* Entries supplied *
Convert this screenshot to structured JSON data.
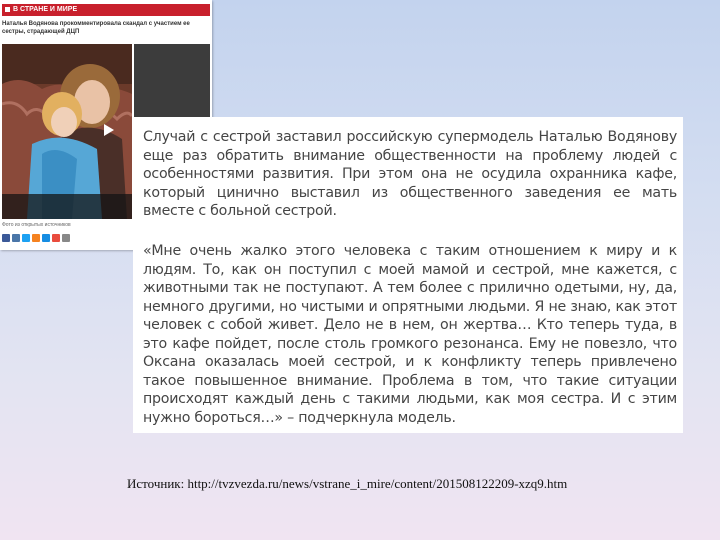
{
  "clip": {
    "section_label": "В СТРАНЕ И МИРЕ",
    "headline": "Наталья Водянова прокомментировала скандал с участием ее сестры, страдающей ДЦП",
    "caption": "Фото из открытых источников",
    "photo_desc": "two girls sitting together on a patterned sofa"
  },
  "quote": {
    "paragraph1": "Случай с сестрой заставил российскую супермодель Наталью Водянову еще раз обратить внимание общественности на проблему людей с особенностями развития. При этом она не осудила охранника кафе, который цинично выставил из общественного заведения ее мать вместе с больной сестрой.",
    "paragraph2": "«Мне очень жалко этого человека с таким отношением к миру и к людям. То, как он поступил с моей мамой и сестрой, мне кажется, с животными так не поступают. А тем более с прилично одетыми, ну, да, немного другими, но чистыми и опрятными людьми. Я не знаю, как этот человек с собой живет. Дело не в нем, он жертва… Кто теперь туда, в это кафе пойдет, после столь громкого резонанса. Ему не повезло, что Оксана оказалась  моей сестрой, и к конфликту теперь привлечено такое повышенное  внимание. Проблема в том, что такие ситуации  происходят каждый день с такими людьми, как моя сестра. И с этим нужно бороться…» – подчеркнула модель."
  },
  "source_line": "Источник: http://tvzvezda.ru/news/vstrane_i_mire/content/201508122209-xzq9.htm",
  "colors": {
    "header_red": "#c8202c",
    "text_gray": "#454545"
  }
}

* Aim of the exercise *
Take every line from the data above that holds "сестрой" and copy it out.

* Expected answer *
    "paragraph1": "Случай с сестрой заставил российскую супермодель Наталью Водянову еще раз обратить внимание общественности на проблему людей с особенностями развития. При этом она не осудила охранника кафе, который цинично выставил из общественного заведения ее мать вместе с больной сестрой.",
    "paragraph2": "«Мне очень жалко этого человека с таким отношением к миру и к людям. То, как он поступил с моей мамой и сестрой, мне кажется, с животными так не поступают. А тем более с прилично одетыми, ну, да, немного другими, но чистыми и опрятными людьми. Я не знаю, как этот человек с собой живет. Дело не в нем, он жертва… Кто теперь туда, в это кафе пойдет, после столь громкого резонанса. Ему не повезло, что Оксана оказалась  моей сестрой, и к конфликту теперь привлечено такое повышенное  внимание. Проблема в том, что такие ситуации  происходят каждый день с такими людьми, как моя сестра. И с этим нужно бороться…» – подчеркнула модель."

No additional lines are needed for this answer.